*What you should do*
Rewrite the listing from its first line through the line containing "The packaging unit 113 is at (485, 378).", swapping "side view" for "lateral view" and changing nothing else.

(Data records)
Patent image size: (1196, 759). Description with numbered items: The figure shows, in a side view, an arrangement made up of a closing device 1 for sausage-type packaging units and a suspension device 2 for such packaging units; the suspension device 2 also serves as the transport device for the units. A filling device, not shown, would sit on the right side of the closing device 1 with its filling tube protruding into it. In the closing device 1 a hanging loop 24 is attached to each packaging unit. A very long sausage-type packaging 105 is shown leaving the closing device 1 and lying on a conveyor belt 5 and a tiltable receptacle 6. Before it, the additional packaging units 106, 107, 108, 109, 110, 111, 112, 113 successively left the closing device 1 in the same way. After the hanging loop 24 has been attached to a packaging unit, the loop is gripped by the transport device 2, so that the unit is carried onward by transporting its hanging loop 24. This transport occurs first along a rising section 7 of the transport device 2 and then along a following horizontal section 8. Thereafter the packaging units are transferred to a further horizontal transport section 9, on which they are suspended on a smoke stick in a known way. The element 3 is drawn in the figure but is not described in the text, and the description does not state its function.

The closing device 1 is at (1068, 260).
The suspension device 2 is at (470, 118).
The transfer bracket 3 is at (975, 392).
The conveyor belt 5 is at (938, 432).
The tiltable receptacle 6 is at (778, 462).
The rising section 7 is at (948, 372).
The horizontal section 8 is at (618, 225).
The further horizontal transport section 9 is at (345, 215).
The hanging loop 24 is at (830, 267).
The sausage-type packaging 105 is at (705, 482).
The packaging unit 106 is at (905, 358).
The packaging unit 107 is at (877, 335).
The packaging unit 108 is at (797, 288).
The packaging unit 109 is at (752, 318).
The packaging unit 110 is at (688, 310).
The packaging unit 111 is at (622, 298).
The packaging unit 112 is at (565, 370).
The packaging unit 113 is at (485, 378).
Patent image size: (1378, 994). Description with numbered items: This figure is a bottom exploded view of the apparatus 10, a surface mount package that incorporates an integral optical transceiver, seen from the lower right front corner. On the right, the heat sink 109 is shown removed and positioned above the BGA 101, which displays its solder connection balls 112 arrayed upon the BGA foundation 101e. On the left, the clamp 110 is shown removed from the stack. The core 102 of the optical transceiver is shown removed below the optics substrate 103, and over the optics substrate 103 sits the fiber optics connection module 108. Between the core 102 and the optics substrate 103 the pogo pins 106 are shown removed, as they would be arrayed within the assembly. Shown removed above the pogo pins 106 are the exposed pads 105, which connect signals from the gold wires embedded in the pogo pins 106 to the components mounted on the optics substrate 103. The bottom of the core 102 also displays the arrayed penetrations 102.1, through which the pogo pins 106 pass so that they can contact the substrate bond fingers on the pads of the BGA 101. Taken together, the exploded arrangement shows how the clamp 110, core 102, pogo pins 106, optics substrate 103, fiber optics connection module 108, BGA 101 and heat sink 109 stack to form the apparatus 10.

*Correct output*
Patent image size: (1196, 759). Description with numbered items: The figure shows, in a lateral view, an arrangement made up of a closing device 1 for sausage-type packaging units and a suspension device 2 for such packaging units; the suspension device 2 also serves as the transport device for the units. A filling device, not shown, would sit on the right side of the closing device 1 with its filling tube protruding into it. In the closing device 1 a hanging loop 24 is attached to each packaging unit. A very long sausage-type packaging 105 is shown leaving the closing device 1 and lying on a conveyor belt 5 and a tiltable receptacle 6. Before it, the additional packaging units 106, 107, 108, 109, 110, 111, 112, 113 successively left the closing device 1 in the same way. After the hanging loop 24 has been attached to a packaging unit, the loop is gripped by the transport device 2, so that the unit is carried onward by transporting its hanging loop 24. This transport occurs first along a rising section 7 of the transport device 2 and then along a following horizontal section 8. Thereafter the packaging units are transferred to a further horizontal transport section 9, on which they are suspended on a smoke stick in a known way. The element 3 is drawn in the figure but is not described in the text, and the description does not state its function.

The closing device 1 is at (1068, 260).
The suspension device 2 is at (470, 118).
The transfer bracket 3 is at (975, 392).
The conveyor belt 5 is at (938, 432).
The tiltable receptacle 6 is at (778, 462).
The rising section 7 is at (948, 372).
The horizontal section 8 is at (618, 225).
The further horizontal transport section 9 is at (345, 215).
The hanging loop 24 is at (830, 267).
The sausage-type packaging 105 is at (705, 482).
The packaging unit 106 is at (905, 358).
The packaging unit 107 is at (877, 335).
The packaging unit 108 is at (797, 288).
The packaging unit 109 is at (752, 318).
The packaging unit 110 is at (688, 310).
The packaging unit 111 is at (622, 298).
The packaging unit 112 is at (565, 370).
The packaging unit 113 is at (485, 378).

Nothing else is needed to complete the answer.